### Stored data
= = = = =

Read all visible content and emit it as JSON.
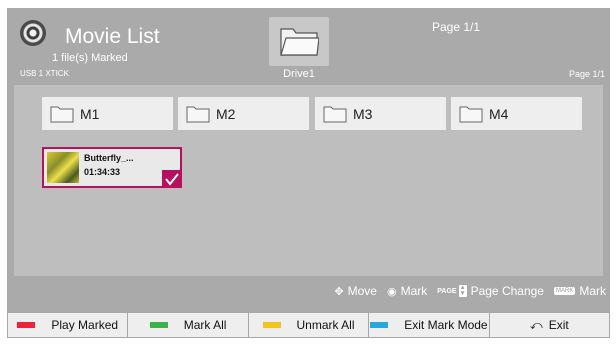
{
  "header": {
    "title": "Movie List",
    "subtitle": "1 file(s) Marked",
    "device": "USB 1 XTICK",
    "drive_label": "Drive1",
    "page_top": "Page 1/1",
    "page_right": "Page 1/1"
  },
  "folders": [
    {
      "name": "M1"
    },
    {
      "name": "M2"
    },
    {
      "name": "M3"
    },
    {
      "name": "M4"
    }
  ],
  "movie": {
    "name": "Butterfly_...",
    "duration": "01:34:33",
    "marked": true
  },
  "hints": {
    "move": "Move",
    "mark": "Mark",
    "page_key": "PAGE",
    "page_change": "Page Change",
    "mark_key": "MARK",
    "mark2": "Mark"
  },
  "buttons": [
    {
      "label": "Play Marked",
      "color": "#e8263a"
    },
    {
      "label": "Mark All",
      "color": "#3cb24a"
    },
    {
      "label": "Unmark All",
      "color": "#f2c51c"
    },
    {
      "label": "Exit Mark Mode",
      "color": "#25a8e0"
    },
    {
      "label": "Exit",
      "icon": "back-icon"
    }
  ],
  "colors": {
    "background": "#aaaaaa",
    "content": "#bebebe",
    "mark_accent": "#b5115c"
  }
}
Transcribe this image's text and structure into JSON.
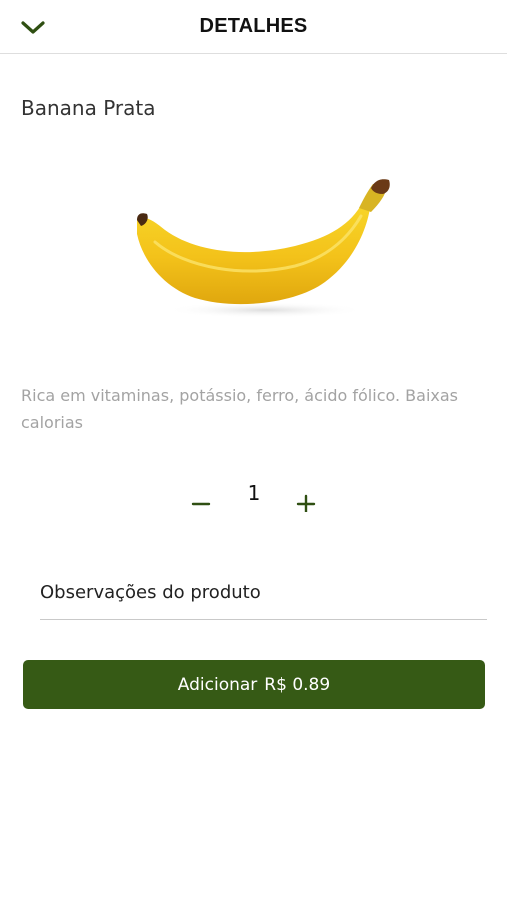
{
  "header": {
    "title": "DETALHES",
    "back_icon": "chevron-down-icon"
  },
  "product": {
    "name": "Banana Prata",
    "image": "banana-image",
    "description": "Rica em vitaminas, potássio, ferro, ácido fólico. Baixas calorias"
  },
  "quantity": {
    "value": "1",
    "decrement_icon": "minus-icon",
    "increment_icon": "plus-icon"
  },
  "observations": {
    "placeholder": "Observações do produto",
    "value": ""
  },
  "add_button": {
    "label": "Adicionar",
    "price": "R$ 0.89"
  },
  "colors": {
    "accent": "#365a15",
    "description_text": "#a3a3a3",
    "divider": "#dedede"
  }
}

= = = = =

### The request
Filter for "image". Return all lines that hold it.

### Answer to the exercise
Transcribe this image's text and structure into JSON.
    "image": "banana-image",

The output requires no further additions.